#### TO DO:
Repeat every entry in the listing below, exactly.
--- INPUT MATERIAL ---
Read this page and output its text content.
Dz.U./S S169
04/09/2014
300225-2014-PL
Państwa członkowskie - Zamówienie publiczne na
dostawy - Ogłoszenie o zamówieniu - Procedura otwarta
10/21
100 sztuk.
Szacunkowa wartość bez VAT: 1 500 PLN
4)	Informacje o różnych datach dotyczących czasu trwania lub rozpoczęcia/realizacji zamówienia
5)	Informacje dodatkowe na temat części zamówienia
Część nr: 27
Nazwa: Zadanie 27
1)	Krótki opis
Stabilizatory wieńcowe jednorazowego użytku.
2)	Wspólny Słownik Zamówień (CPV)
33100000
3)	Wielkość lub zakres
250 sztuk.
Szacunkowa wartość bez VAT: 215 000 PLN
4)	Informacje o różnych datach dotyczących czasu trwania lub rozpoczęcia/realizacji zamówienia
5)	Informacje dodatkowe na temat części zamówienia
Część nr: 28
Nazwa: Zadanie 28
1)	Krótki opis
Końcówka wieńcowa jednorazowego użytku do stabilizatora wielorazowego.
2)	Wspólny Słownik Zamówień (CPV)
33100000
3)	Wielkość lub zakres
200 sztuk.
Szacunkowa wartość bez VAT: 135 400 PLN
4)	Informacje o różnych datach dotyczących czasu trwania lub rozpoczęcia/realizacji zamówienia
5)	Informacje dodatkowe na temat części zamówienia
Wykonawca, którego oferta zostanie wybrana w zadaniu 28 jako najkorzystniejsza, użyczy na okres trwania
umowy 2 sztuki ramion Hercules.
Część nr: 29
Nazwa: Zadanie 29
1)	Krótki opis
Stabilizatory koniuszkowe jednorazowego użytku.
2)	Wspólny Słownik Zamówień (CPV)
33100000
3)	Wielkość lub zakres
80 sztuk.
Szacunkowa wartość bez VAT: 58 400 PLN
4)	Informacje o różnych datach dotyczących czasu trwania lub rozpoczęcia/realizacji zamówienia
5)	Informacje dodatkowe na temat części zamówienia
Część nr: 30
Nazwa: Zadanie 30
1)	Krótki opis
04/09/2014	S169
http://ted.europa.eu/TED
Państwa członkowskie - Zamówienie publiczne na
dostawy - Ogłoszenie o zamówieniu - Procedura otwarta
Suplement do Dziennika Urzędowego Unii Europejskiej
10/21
---
#### COMPLETED EXERCISE:
Read this page and output its text content.
Dz.U./S S169
04/09/2014
300225-2014-PL
Państwa członkowskie - Zamówienie publiczne na
dostawy - Ogłoszenie o zamówieniu - Procedura otwarta
10/21
100 sztuk.
Szacunkowa wartość bez VAT: 1 500 PLN
4)	Informacje o różnych datach dotyczących czasu trwania lub rozpoczęcia/realizacji zamówienia
5)	Informacje dodatkowe na temat części zamówienia
Część nr: 27
Nazwa: Zadanie 27
1)	Krótki opis
Stabilizatory wieńcowe jednorazowego użytku.
2)	Wspólny Słownik Zamówień (CPV)
33100000
3)	Wielkość lub zakres
250 sztuk.
Szacunkowa wartość bez VAT: 215 000 PLN
4)	Informacje o różnych datach dotyczących czasu trwania lub rozpoczęcia/realizacji zamówienia
5)	Informacje dodatkowe na temat części zamówienia
Część nr: 28
Nazwa: Zadanie 28
1)	Krótki opis
Końcówka wieńcowa jednorazowego użytku do stabilizatora wielorazowego.
2)	Wspólny Słownik Zamówień (CPV)
33100000
3)	Wielkość lub zakres
200 sztuk.
Szacunkowa wartość bez VAT: 135 400 PLN
4)	Informacje o różnych datach dotyczących czasu trwania lub rozpoczęcia/realizacji zamówienia
5)	Informacje dodatkowe na temat części zamówienia
Wykonawca, którego oferta zostanie wybrana w zadaniu 28 jako najkorzystniejsza, użyczy na okres trwania
umowy 2 sztuki ramion Hercules.
Część nr: 29
Nazwa: Zadanie 29
1)	Krótki opis
Stabilizatory koniuszkowe jednorazowego użytku.
2)	Wspólny Słownik Zamówień (CPV)
33100000
3)	Wielkość lub zakres
80 sztuk.
Szacunkowa wartość bez VAT: 58 400 PLN
4)	Informacje o różnych datach dotyczących czasu trwania lub rozpoczęcia/realizacji zamówienia
5)	Informacje dodatkowe na temat części zamówienia
Część nr: 30
Nazwa: Zadanie 30
1)	Krótki opis
04/09/2014	S169
http://ted.europa.eu/TED
Państwa członkowskie - Zamówienie publiczne na
dostawy - Ogłoszenie o zamówieniu - Procedura otwarta
Suplement do Dziennika Urzędowego Unii Europejskiej
10/21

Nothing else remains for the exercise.